What you have to do:
List every line in this data where the string "screenshot" occurs.
== Data supplied
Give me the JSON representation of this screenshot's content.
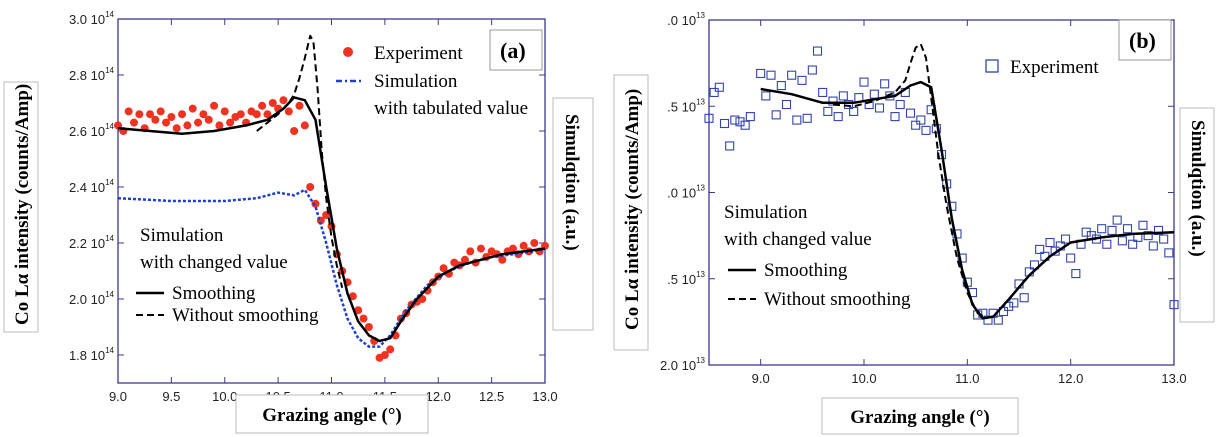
{
  "colors": {
    "experiment_a": "#ee3322",
    "experiment_b": "#3344aa",
    "simulation_tabulated": "#1f3fcf",
    "smoothing": "#000000",
    "without_smoothing": "#000000",
    "frame": "#3a3a8c"
  },
  "chart_data": [
    {
      "type": "scatter",
      "panel_label": "(a)",
      "xlabel": "Grazing angle (°)",
      "ylabel": "Co Lα intensity (counts/Amp)",
      "y2label": "Simulqtion (a.u.)",
      "xlim": [
        9.0,
        13.0
      ],
      "ylim": [
        170000000000000.0,
        300000000000000.0
      ],
      "x_ticks": [
        "9.0",
        "9.5",
        "10.0",
        "10.5",
        "11.0",
        "11.5",
        "12.0",
        "12.5",
        "13.0"
      ],
      "y_ticks": [
        {
          "mantissa": "3.0 10",
          "exp": "14",
          "value": 300000000000000.0
        },
        {
          "mantissa": "2.8 10",
          "exp": "14",
          "value": 280000000000000.0
        },
        {
          "mantissa": "2.6 10",
          "exp": "14",
          "value": 260000000000000.0
        },
        {
          "mantissa": "2.4 10",
          "exp": "14",
          "value": 240000000000000.0
        },
        {
          "mantissa": "2.2 10",
          "exp": "14",
          "value": 220000000000000.0
        },
        {
          "mantissa": "2.0 10",
          "exp": "14",
          "value": 200000000000000.0
        },
        {
          "mantissa": "1.8 10",
          "exp": "14",
          "value": 180000000000000.0
        }
      ],
      "legend": {
        "experiment": "Experiment",
        "simulation_line1": "Simulation",
        "simulation_line2": "with tabulated value",
        "changed_line1": "Simulation",
        "changed_line2": "with changed value",
        "smoothing": "Smoothing",
        "without_smoothing": "Without smoothing"
      },
      "series": [
        {
          "name": "Experiment",
          "kind": "points",
          "x": [
            9.0,
            9.05,
            9.1,
            9.15,
            9.2,
            9.25,
            9.3,
            9.35,
            9.4,
            9.45,
            9.5,
            9.55,
            9.6,
            9.65,
            9.7,
            9.75,
            9.8,
            9.85,
            9.9,
            9.95,
            10.0,
            10.05,
            10.1,
            10.15,
            10.2,
            10.25,
            10.3,
            10.35,
            10.4,
            10.45,
            10.5,
            10.55,
            10.6,
            10.65,
            10.7,
            10.75,
            10.8,
            10.85,
            10.9,
            10.95,
            11.0,
            11.05,
            11.1,
            11.15,
            11.2,
            11.25,
            11.3,
            11.35,
            11.4,
            11.45,
            11.5,
            11.55,
            11.6,
            11.65,
            11.7,
            11.75,
            11.8,
            11.85,
            11.9,
            11.95,
            12.0,
            12.05,
            12.1,
            12.15,
            12.2,
            12.25,
            12.3,
            12.35,
            12.4,
            12.45,
            12.5,
            12.55,
            12.6,
            12.65,
            12.7,
            12.75,
            12.8,
            12.85,
            12.9,
            12.95,
            13.0
          ],
          "y": [
            262000000000000.0,
            260000000000000.0,
            267000000000000.0,
            263000000000000.0,
            266000000000000.0,
            261000000000000.0,
            266000000000000.0,
            264000000000000.0,
            267000000000000.0,
            263000000000000.0,
            265000000000000.0,
            261000000000000.0,
            266000000000000.0,
            262000000000000.0,
            268000000000000.0,
            263000000000000.0,
            266000000000000.0,
            264000000000000.0,
            269000000000000.0,
            262000000000000.0,
            267000000000000.0,
            263000000000000.0,
            265000000000000.0,
            266000000000000.0,
            263000000000000.0,
            267000000000000.0,
            266000000000000.0,
            269000000000000.0,
            266000000000000.0,
            270000000000000.0,
            268000000000000.0,
            271000000000000.0,
            267000000000000.0,
            260000000000000.0,
            269000000000000.0,
            262000000000000.0,
            240000000000000.0,
            234000000000000.0,
            228000000000000.0,
            230000000000000.0,
            226000000000000.0,
            216000000000000.0,
            210000000000000.0,
            206000000000000.0,
            201000000000000.0,
            196000000000000.0,
            193000000000000.0,
            190000000000000.0,
            185000000000000.0,
            179000000000000.0,
            180000000000000.0,
            182000000000000.0,
            187000000000000.0,
            193000000000000.0,
            195000000000000.0,
            198000000000000.0,
            199000000000000.0,
            200000000000000.0,
            203000000000000.0,
            206000000000000.0,
            208000000000000.0,
            211000000000000.0,
            209000000000000.0,
            213000000000000.0,
            212000000000000.0,
            214000000000000.0,
            217000000000000.0,
            213000000000000.0,
            218000000000000.0,
            215000000000000.0,
            217000000000000.0,
            216000000000000.0,
            214000000000000.0,
            217000000000000.0,
            218000000000000.0,
            216000000000000.0,
            219000000000000.0,
            217000000000000.0,
            220000000000000.0,
            217000000000000.0,
            219000000000000.0
          ]
        },
        {
          "name": "Simulation with tabulated value",
          "kind": "dash-dot",
          "x": [
            9.0,
            9.5,
            10.0,
            10.3,
            10.5,
            10.65,
            10.75,
            10.85,
            10.95,
            11.05,
            11.15,
            11.25,
            11.35,
            11.45,
            11.55,
            11.7,
            11.9,
            12.1,
            12.3,
            12.5,
            12.7,
            12.9,
            13.0
          ],
          "y": [
            236000000000000.0,
            235000000000000.0,
            235000000000000.0,
            236000000000000.0,
            238000000000000.0,
            237000000000000.0,
            239000000000000.0,
            233000000000000.0,
            220000000000000.0,
            205000000000000.0,
            193000000000000.0,
            186000000000000.0,
            183000000000000.0,
            183000000000000.0,
            187000000000000.0,
            196000000000000.0,
            205000000000000.0,
            210000000000000.0,
            213000000000000.0,
            215000000000000.0,
            216000000000000.0,
            217000000000000.0,
            218000000000000.0
          ]
        },
        {
          "name": "Smoothing",
          "kind": "solid",
          "x": [
            9.0,
            9.3,
            9.6,
            9.9,
            10.2,
            10.4,
            10.55,
            10.65,
            10.75,
            10.85,
            10.95,
            11.05,
            11.15,
            11.25,
            11.35,
            11.45,
            11.55,
            11.65,
            11.8,
            12.0,
            12.2,
            12.4,
            12.6,
            12.8,
            13.0
          ],
          "y": [
            261000000000000.0,
            260000000000000.0,
            259000000000000.0,
            260000000000000.0,
            262000000000000.0,
            264000000000000.0,
            268000000000000.0,
            272000000000000.0,
            271000000000000.0,
            264000000000000.0,
            240000000000000.0,
            218000000000000.0,
            202000000000000.0,
            192000000000000.0,
            187000000000000.0,
            185000000000000.0,
            186000000000000.0,
            192000000000000.0,
            200000000000000.0,
            208000000000000.0,
            212000000000000.0,
            214000000000000.0,
            216000000000000.0,
            217000000000000.0,
            218000000000000.0
          ]
        },
        {
          "name": "Without smoothing",
          "kind": "dashed",
          "x": [
            10.3,
            10.4,
            10.5,
            10.6,
            10.65,
            10.7,
            10.75,
            10.8,
            10.83,
            10.87,
            10.91,
            10.95,
            11.0,
            11.05,
            11.1
          ],
          "y": [
            260000000000000.0,
            263000000000000.0,
            266000000000000.0,
            270000000000000.0,
            273000000000000.0,
            279000000000000.0,
            286000000000000.0,
            294000000000000.0,
            292000000000000.0,
            275000000000000.0,
            252000000000000.0,
            236000000000000.0,
            222000000000000.0,
            212000000000000.0,
            204000000000000.0
          ]
        }
      ]
    },
    {
      "type": "scatter",
      "panel_label": "(b)",
      "xlabel": "Grazing angle (°)",
      "ylabel": "Co Lα intensity (counts/Amp)",
      "y2label": "Simulqtion (a.u.)",
      "xlim": [
        8.5,
        13.0
      ],
      "ylim": [
        20000000000000.0,
        40000000000000.0
      ],
      "x_ticks": [
        "9.0",
        "10.0",
        "11.0",
        "12.0",
        "13.0"
      ],
      "y_ticks": [
        {
          "mantissa": ".0 10",
          "exp": "13",
          "value": 40000000000000.0
        },
        {
          "mantissa": ".5 10",
          "exp": "13",
          "value": 35000000000000.0
        },
        {
          "mantissa": ".0 10",
          "exp": "13",
          "value": 30000000000000.0
        },
        {
          "mantissa": ".5 10",
          "exp": "13",
          "value": 25000000000000.0
        },
        {
          "mantissa": "2.0 10",
          "exp": "13",
          "value": 20000000000000.0
        }
      ],
      "legend": {
        "experiment": "Experiment",
        "changed_line1": "Simulation",
        "changed_line2": "with changed value",
        "smoothing": "Smoothing",
        "without_smoothing": "Without smoothing"
      },
      "series": [
        {
          "name": "Experiment",
          "kind": "points",
          "x": [
            8.5,
            8.55,
            8.6,
            8.65,
            8.7,
            8.75,
            8.8,
            8.85,
            8.9,
            9.0,
            9.05,
            9.1,
            9.15,
            9.2,
            9.25,
            9.3,
            9.35,
            9.4,
            9.45,
            9.5,
            9.55,
            9.6,
            9.65,
            9.7,
            9.75,
            9.8,
            9.85,
            9.9,
            9.95,
            10.0,
            10.05,
            10.1,
            10.15,
            10.2,
            10.25,
            10.3,
            10.35,
            10.4,
            10.45,
            10.5,
            10.55,
            10.6,
            10.65,
            10.7,
            10.75,
            10.8,
            10.85,
            10.9,
            10.95,
            11.0,
            11.05,
            11.1,
            11.15,
            11.2,
            11.25,
            11.3,
            11.35,
            11.4,
            11.45,
            11.5,
            11.55,
            11.6,
            11.65,
            11.7,
            11.75,
            11.8,
            11.85,
            11.9,
            11.95,
            12.0,
            12.05,
            12.1,
            12.15,
            12.2,
            12.25,
            12.3,
            12.35,
            12.4,
            12.45,
            12.5,
            12.55,
            12.6,
            12.65,
            12.7,
            12.75,
            12.8,
            12.85,
            12.9,
            12.95,
            13.0
          ],
          "y": [
            34300000000000.0,
            35800000000000.0,
            36100000000000.0,
            34000000000000.0,
            32700000000000.0,
            34200000000000.0,
            34100000000000.0,
            33900000000000.0,
            34400000000000.0,
            36900000000000.0,
            35600000000000.0,
            36800000000000.0,
            34500000000000.0,
            36200000000000.0,
            35100000000000.0,
            36800000000000.0,
            34200000000000.0,
            36500000000000.0,
            34300000000000.0,
            37100000000000.0,
            38200000000000.0,
            35800000000000.0,
            34700000000000.0,
            35300000000000.0,
            34400000000000.0,
            35600000000000.0,
            35100000000000.0,
            34700000000000.0,
            35500000000000.0,
            36400000000000.0,
            35100000000000.0,
            35700000000000.0,
            34900000000000.0,
            36300000000000.0,
            35600000000000.0,
            34400000000000.0,
            35100000000000.0,
            35800000000000.0,
            34600000000000.0,
            33900000000000.0,
            34200000000000.0,
            33600000000000.0,
            34800000000000.0,
            33700000000000.0,
            32200000000000.0,
            30500000000000.0,
            29200000000000.0,
            27600000000000.0,
            26200000000000.0,
            24800000000000.0,
            24200000000000.0,
            22900000000000.0,
            23000000000000.0,
            22600000000000.0,
            23000000000000.0,
            22600000000000.0,
            23100000000000.0,
            23400000000000.0,
            23600000000000.0,
            24700000000000.0,
            23900000000000.0,
            25400000000000.0,
            25800000000000.0,
            26700000000000.0,
            26300000000000.0,
            27100000000000.0,
            26600000000000.0,
            26900000000000.0,
            27300000000000.0,
            26200000000000.0,
            25300000000000.0,
            27000000000000.0,
            27700000000000.0,
            27500000000000.0,
            27300000000000.0,
            27900000000000.0,
            27000000000000.0,
            27800000000000.0,
            28400000000000.0,
            27200000000000.0,
            27900000000000.0,
            27000000000000.0,
            27400000000000.0,
            28100000000000.0,
            27500000000000.0,
            26900000000000.0,
            27800000000000.0,
            27300000000000.0,
            26500000000000.0,
            23500000000000.0
          ]
        },
        {
          "name": "Smoothing",
          "kind": "solid",
          "x": [
            9.0,
            9.3,
            9.6,
            9.9,
            10.1,
            10.3,
            10.45,
            10.55,
            10.65,
            10.75,
            10.85,
            10.95,
            11.05,
            11.15,
            11.25,
            11.4,
            11.6,
            11.8,
            12.0,
            12.3,
            12.6,
            13.0
          ],
          "y": [
            36000000000000.0,
            35700000000000.0,
            35200000000000.0,
            35200000000000.0,
            35400000000000.0,
            35600000000000.0,
            36200000000000.0,
            36400000000000.0,
            36100000000000.0,
            32500000000000.0,
            28500000000000.0,
            25500000000000.0,
            23500000000000.0,
            22700000000000.0,
            22800000000000.0,
            23800000000000.0,
            25200000000000.0,
            26300000000000.0,
            27100000000000.0,
            27400000000000.0,
            27600000000000.0,
            27700000000000.0
          ]
        },
        {
          "name": "Without smoothing",
          "kind": "dashed",
          "x": [
            9.7,
            9.9,
            10.1,
            10.3,
            10.4,
            10.45,
            10.5,
            10.55,
            10.6,
            10.65,
            10.72,
            10.8,
            10.9,
            11.0,
            11.1,
            11.2
          ],
          "y": [
            35100000000000.0,
            35000000000000.0,
            35300000000000.0,
            35800000000000.0,
            36500000000000.0,
            37500000000000.0,
            38400000000000.0,
            38600000000000.0,
            37800000000000.0,
            35500000000000.0,
            32200000000000.0,
            29200000000000.0,
            26200000000000.0,
            24200000000000.0,
            23000000000000.0,
            22700000000000.0
          ]
        }
      ]
    }
  ]
}
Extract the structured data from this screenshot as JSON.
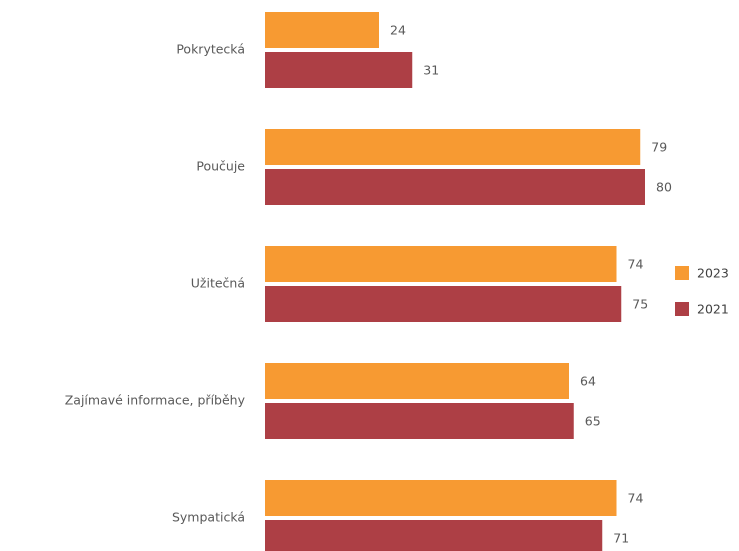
{
  "chart_data": {
    "type": "bar",
    "orientation": "horizontal",
    "categories": [
      "Pokrytecká",
      "Poučuje",
      "Užitečná",
      "Zajímavé informace, příběhy",
      "Sympatická"
    ],
    "series": [
      {
        "name": "2023",
        "color": "#f79a32",
        "values": [
          24,
          79,
          74,
          64,
          74
        ]
      },
      {
        "name": "2021",
        "color": "#ad3f45",
        "values": [
          31,
          80,
          75,
          65,
          71
        ]
      }
    ],
    "xlim": [
      0,
      100
    ],
    "legend": "right"
  }
}
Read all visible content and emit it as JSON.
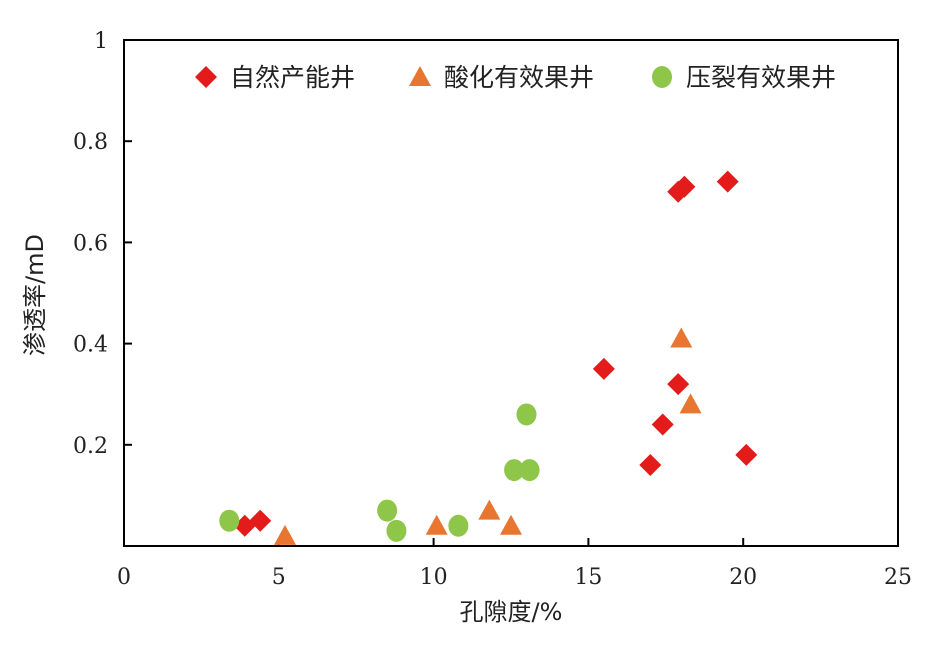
{
  "chart_data": {
    "type": "scatter",
    "title": "",
    "xlabel": "孔隙度/%",
    "ylabel": "渗透率/mD",
    "xlim": [
      0,
      25
    ],
    "ylim": [
      0,
      1
    ],
    "xticks": [
      0,
      5,
      10,
      15,
      20,
      25
    ],
    "xtick_labels": [
      "0",
      "5",
      "10",
      "15",
      "20",
      "25"
    ],
    "yticks": [
      0.2,
      0.4,
      0.6,
      0.8,
      1
    ],
    "ytick_labels": [
      "0.2",
      "0.4",
      "0.6",
      "0.8",
      "1"
    ],
    "grid": false,
    "legend_position": "top",
    "series": [
      {
        "name": "自然产能井",
        "marker": "diamond",
        "color": "#e31b1b",
        "points": [
          {
            "x": 3.9,
            "y": 0.04
          },
          {
            "x": 4.4,
            "y": 0.05
          },
          {
            "x": 15.5,
            "y": 0.35
          },
          {
            "x": 17.0,
            "y": 0.16
          },
          {
            "x": 17.4,
            "y": 0.24
          },
          {
            "x": 17.9,
            "y": 0.32
          },
          {
            "x": 17.9,
            "y": 0.7
          },
          {
            "x": 18.1,
            "y": 0.71
          },
          {
            "x": 19.5,
            "y": 0.72
          },
          {
            "x": 20.1,
            "y": 0.18
          }
        ]
      },
      {
        "name": "酸化有效果井",
        "marker": "triangle",
        "color": "#e87630",
        "points": [
          {
            "x": 5.2,
            "y": 0.02
          },
          {
            "x": 10.1,
            "y": 0.04
          },
          {
            "x": 11.8,
            "y": 0.07
          },
          {
            "x": 12.5,
            "y": 0.04
          },
          {
            "x": 18.0,
            "y": 0.41
          },
          {
            "x": 18.3,
            "y": 0.28
          }
        ]
      },
      {
        "name": "压裂有效果井",
        "marker": "circle",
        "color": "#8ec64a",
        "points": [
          {
            "x": 3.4,
            "y": 0.05
          },
          {
            "x": 8.5,
            "y": 0.07
          },
          {
            "x": 8.8,
            "y": 0.03
          },
          {
            "x": 10.8,
            "y": 0.04
          },
          {
            "x": 12.6,
            "y": 0.15
          },
          {
            "x": 13.1,
            "y": 0.15
          },
          {
            "x": 13.0,
            "y": 0.26
          }
        ]
      }
    ]
  }
}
====
Written response:
Give me the JSON representation of this screenshot's content.
Extract the structured data from this screenshot as JSON.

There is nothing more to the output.